§ **Your objective**:
Pull every line that holds the word "scores" from the entries.
##############################
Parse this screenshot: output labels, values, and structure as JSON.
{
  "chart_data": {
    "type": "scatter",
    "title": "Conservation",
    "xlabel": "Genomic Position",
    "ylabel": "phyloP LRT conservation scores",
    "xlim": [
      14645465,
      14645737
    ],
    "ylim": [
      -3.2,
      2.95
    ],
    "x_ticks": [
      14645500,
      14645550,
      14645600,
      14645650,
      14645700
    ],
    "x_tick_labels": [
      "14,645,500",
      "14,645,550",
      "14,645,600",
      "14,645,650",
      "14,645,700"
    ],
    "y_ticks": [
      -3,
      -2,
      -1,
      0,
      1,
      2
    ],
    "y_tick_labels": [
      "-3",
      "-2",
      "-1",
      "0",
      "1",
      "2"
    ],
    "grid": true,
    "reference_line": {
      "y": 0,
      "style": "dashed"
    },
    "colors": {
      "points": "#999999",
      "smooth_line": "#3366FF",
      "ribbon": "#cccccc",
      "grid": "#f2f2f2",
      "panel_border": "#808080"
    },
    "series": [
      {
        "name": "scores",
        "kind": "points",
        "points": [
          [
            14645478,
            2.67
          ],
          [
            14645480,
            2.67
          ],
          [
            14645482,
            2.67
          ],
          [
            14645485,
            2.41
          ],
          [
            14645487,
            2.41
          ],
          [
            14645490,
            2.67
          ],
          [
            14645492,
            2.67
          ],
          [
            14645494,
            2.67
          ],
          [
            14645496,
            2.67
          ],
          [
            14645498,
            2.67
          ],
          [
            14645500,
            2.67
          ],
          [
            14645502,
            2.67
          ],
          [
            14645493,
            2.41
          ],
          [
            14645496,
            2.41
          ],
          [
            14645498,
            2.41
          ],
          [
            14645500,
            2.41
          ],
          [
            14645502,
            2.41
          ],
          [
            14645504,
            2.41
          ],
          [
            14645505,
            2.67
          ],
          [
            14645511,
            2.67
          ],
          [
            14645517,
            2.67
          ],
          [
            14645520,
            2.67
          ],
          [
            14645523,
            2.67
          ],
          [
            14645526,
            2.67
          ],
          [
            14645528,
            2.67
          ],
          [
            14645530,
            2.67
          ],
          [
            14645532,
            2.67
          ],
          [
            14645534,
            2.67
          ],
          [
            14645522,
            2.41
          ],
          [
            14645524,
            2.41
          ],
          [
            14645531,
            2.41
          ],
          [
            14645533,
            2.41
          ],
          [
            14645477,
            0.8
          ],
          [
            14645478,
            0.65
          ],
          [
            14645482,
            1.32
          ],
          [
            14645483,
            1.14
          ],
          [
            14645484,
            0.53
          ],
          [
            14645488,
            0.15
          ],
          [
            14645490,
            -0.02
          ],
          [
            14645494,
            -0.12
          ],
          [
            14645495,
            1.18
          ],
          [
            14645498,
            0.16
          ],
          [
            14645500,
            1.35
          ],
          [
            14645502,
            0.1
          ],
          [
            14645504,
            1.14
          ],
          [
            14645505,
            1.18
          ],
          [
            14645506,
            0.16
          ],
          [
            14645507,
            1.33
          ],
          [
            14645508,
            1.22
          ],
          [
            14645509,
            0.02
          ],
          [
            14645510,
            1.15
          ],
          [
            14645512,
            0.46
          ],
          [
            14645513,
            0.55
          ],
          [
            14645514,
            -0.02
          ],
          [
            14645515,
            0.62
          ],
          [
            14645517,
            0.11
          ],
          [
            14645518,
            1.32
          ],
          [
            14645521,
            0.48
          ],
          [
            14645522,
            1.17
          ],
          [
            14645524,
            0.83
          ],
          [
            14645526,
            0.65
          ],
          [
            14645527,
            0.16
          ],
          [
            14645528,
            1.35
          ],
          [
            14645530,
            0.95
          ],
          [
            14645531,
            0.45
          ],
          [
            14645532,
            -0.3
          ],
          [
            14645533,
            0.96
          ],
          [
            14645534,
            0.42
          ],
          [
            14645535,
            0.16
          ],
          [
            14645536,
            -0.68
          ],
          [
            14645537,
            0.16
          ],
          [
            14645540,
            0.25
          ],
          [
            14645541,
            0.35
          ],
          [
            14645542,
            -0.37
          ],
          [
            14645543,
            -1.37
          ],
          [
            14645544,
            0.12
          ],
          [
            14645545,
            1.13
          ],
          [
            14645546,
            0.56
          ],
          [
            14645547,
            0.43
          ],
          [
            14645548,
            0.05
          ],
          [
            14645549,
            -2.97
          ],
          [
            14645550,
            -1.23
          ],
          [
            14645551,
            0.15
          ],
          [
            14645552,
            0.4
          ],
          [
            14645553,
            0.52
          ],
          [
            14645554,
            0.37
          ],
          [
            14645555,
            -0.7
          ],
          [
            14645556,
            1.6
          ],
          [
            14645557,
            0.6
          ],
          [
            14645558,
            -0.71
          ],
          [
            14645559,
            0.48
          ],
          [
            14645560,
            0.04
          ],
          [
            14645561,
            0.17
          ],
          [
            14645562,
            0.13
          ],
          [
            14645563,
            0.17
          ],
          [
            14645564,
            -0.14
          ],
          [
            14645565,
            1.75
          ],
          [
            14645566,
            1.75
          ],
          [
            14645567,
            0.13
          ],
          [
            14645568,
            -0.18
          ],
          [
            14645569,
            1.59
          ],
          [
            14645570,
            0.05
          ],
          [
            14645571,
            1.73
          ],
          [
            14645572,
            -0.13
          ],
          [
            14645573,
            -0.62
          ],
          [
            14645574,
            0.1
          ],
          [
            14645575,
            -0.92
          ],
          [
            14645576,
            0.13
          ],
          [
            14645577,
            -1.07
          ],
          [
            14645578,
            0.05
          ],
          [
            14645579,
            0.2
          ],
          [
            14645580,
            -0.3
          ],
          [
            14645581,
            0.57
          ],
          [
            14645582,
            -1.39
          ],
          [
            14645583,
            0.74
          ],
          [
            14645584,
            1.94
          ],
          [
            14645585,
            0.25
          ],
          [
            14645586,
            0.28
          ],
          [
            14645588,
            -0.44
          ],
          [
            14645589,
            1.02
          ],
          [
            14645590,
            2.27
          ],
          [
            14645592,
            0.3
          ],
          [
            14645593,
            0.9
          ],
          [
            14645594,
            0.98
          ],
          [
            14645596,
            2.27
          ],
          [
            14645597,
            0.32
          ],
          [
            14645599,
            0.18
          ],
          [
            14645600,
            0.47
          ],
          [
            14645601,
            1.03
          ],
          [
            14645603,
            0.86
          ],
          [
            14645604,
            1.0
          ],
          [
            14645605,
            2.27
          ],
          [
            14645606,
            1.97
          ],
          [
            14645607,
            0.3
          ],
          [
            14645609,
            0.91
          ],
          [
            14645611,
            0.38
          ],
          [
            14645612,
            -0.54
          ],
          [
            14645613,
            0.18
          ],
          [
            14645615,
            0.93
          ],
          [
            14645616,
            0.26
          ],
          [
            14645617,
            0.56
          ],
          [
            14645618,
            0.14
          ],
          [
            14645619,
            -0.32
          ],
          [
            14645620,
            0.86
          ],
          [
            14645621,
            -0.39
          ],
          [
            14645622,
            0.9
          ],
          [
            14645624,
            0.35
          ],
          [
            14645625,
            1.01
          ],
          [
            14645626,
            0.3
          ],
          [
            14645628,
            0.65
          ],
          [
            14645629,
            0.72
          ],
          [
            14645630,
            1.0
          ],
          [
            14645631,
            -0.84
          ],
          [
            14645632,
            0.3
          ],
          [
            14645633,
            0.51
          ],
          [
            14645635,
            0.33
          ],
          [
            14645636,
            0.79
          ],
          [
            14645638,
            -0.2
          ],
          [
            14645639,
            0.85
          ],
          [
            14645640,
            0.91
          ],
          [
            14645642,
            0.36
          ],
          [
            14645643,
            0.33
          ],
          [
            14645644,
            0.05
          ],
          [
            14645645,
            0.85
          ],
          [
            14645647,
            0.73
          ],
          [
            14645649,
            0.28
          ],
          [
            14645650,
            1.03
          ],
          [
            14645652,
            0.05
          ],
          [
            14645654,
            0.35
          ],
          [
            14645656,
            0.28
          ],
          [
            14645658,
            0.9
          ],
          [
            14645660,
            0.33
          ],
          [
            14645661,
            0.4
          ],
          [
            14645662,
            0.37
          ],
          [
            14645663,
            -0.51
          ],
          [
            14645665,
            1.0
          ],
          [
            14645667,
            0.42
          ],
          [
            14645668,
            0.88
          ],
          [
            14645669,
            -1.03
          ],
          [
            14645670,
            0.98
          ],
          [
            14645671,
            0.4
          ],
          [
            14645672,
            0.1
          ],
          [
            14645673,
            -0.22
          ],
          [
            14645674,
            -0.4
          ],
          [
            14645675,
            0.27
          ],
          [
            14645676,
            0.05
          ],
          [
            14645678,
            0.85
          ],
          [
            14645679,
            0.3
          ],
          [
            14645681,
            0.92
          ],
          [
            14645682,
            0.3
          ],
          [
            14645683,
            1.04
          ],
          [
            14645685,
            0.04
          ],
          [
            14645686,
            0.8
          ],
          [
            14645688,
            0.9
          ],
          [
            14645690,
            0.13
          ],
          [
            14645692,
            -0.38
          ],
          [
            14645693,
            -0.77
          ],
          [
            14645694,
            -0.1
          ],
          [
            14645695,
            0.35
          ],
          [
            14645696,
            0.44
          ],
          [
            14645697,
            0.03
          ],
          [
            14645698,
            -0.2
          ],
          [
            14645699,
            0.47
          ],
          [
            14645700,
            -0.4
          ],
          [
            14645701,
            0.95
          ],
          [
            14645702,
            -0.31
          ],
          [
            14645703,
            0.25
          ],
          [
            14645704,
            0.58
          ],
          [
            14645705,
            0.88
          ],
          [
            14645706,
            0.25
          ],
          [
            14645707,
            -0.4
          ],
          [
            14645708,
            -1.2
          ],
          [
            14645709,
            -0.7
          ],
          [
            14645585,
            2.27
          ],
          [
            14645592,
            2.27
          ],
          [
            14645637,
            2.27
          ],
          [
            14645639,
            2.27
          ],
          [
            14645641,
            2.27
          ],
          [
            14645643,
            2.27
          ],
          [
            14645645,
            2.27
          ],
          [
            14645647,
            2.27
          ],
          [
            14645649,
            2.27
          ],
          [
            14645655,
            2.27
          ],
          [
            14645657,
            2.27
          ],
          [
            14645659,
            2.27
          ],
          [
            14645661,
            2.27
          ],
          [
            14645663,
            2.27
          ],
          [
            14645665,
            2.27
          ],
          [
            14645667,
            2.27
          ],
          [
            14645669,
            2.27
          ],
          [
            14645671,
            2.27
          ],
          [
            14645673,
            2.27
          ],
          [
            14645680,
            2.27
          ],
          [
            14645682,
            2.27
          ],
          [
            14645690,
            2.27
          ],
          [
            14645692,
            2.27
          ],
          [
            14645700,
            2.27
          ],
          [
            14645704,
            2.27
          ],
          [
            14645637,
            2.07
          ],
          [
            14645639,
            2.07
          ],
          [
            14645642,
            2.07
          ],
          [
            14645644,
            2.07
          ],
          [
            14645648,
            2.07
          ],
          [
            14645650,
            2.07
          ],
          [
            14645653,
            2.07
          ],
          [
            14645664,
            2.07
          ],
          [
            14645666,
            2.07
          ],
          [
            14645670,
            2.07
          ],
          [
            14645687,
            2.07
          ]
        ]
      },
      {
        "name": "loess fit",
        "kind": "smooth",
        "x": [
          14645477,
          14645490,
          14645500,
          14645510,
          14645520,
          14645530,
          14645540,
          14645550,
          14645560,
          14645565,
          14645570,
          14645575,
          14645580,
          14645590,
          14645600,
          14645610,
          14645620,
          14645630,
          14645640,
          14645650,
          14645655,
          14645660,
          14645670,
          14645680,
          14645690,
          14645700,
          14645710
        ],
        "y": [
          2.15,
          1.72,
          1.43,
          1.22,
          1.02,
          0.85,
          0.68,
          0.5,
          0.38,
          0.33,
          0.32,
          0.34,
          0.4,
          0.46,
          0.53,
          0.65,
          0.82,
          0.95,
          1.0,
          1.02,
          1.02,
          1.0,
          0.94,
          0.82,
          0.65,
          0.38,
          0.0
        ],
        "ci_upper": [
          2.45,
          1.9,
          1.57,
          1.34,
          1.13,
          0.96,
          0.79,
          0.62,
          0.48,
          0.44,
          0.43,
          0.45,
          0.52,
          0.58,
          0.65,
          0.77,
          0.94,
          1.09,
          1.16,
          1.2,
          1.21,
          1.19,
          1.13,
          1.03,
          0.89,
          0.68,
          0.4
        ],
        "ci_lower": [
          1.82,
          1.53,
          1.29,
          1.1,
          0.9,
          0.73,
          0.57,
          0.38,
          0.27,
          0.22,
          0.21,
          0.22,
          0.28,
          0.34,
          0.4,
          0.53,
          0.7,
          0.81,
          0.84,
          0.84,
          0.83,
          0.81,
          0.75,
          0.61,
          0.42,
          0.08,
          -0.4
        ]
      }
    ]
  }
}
##############################
§ **Solution to the problem**:
    "ylabel": "phyloP LRT conservation scores",
        "name": "scores",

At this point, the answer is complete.